**Directive:**
Pictures should be excluded; otherwise, copy every entry exactly.
** START Supplied data **
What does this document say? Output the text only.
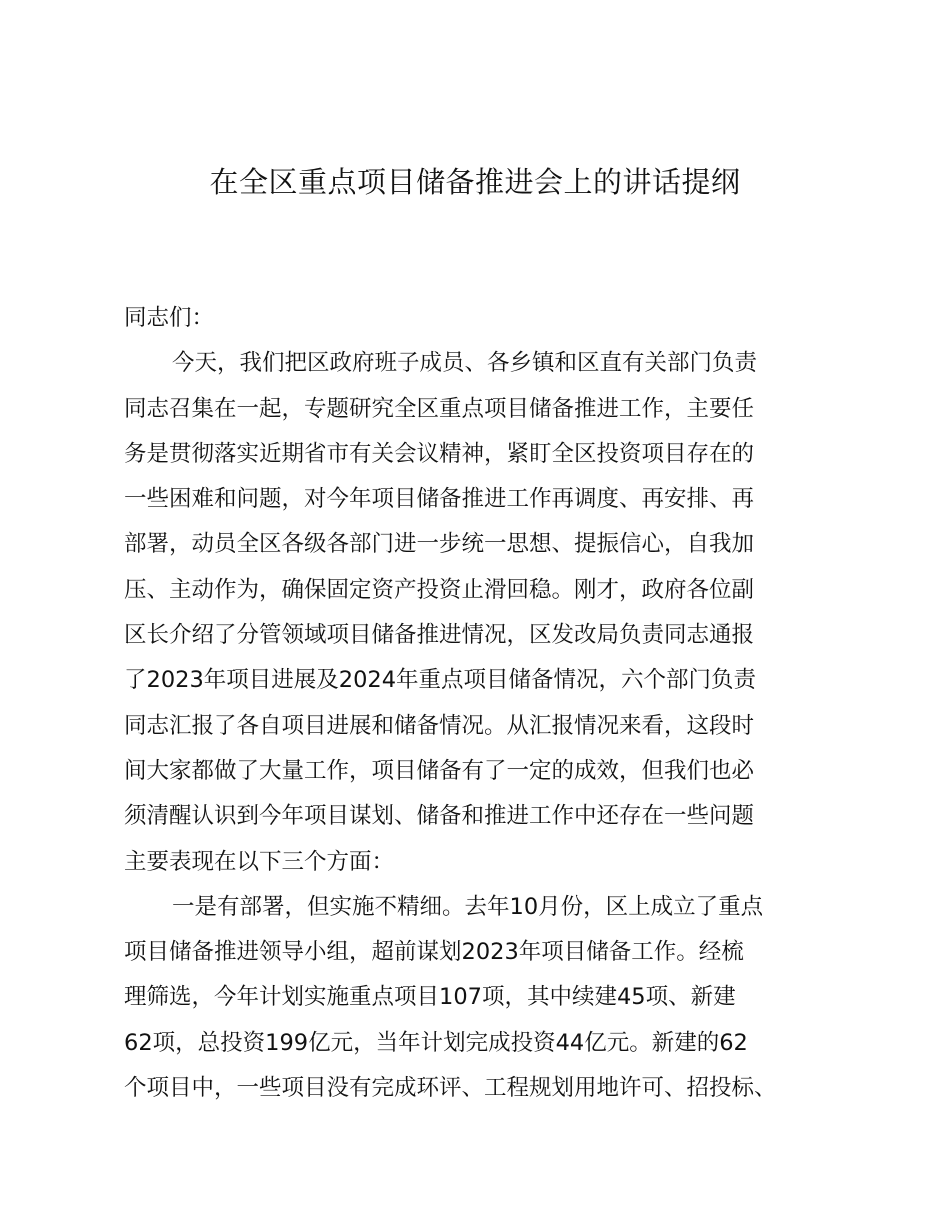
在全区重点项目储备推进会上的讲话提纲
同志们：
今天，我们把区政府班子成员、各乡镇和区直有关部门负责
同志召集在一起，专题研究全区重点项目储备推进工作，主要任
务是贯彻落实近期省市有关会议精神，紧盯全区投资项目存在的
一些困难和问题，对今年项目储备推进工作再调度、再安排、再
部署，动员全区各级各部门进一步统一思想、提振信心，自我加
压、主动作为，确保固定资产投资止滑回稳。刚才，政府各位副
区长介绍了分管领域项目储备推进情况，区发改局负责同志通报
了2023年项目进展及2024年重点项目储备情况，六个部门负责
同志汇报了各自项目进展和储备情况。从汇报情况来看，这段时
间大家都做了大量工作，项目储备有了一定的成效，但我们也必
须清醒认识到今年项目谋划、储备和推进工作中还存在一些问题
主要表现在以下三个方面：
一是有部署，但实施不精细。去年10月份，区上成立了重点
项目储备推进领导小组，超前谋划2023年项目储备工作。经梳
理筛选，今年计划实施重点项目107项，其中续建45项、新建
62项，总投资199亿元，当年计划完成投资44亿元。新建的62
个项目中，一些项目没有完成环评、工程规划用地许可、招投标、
** END Supplied data **
**Solution to this exercise:**
What does this document say? Output the text only.
在全区重点项目储备推进会上的讲话提纲
同志们：
今天，我们把区政府班子成员、各乡镇和区直有关部门负责
同志召集在一起，专题研究全区重点项目储备推进工作，主要任
务是贯彻落实近期省市有关会议精神，紧盯全区投资项目存在的
一些困难和问题，对今年项目储备推进工作再调度、再安排、再
部署，动员全区各级各部门进一步统一思想、提振信心，自我加
压、主动作为，确保固定资产投资止滑回稳。刚才，政府各位副
区长介绍了分管领域项目储备推进情况，区发改局负责同志通报
了2023年项目进展及2024年重点项目储备情况，六个部门负责
同志汇报了各自项目进展和储备情况。从汇报情况来看，这段时
间大家都做了大量工作，项目储备有了一定的成效，但我们也必
须清醒认识到今年项目谋划、储备和推进工作中还存在一些问题
主要表现在以下三个方面：
一是有部署，但实施不精细。去年10月份，区上成立了重点
项目储备推进领导小组，超前谋划2023年项目储备工作。经梳
理筛选，今年计划实施重点项目107项，其中续建45项、新建
62项，总投资199亿元，当年计划完成投资44亿元。新建的62
个项目中，一些项目没有完成环评、工程规划用地许可、招投标、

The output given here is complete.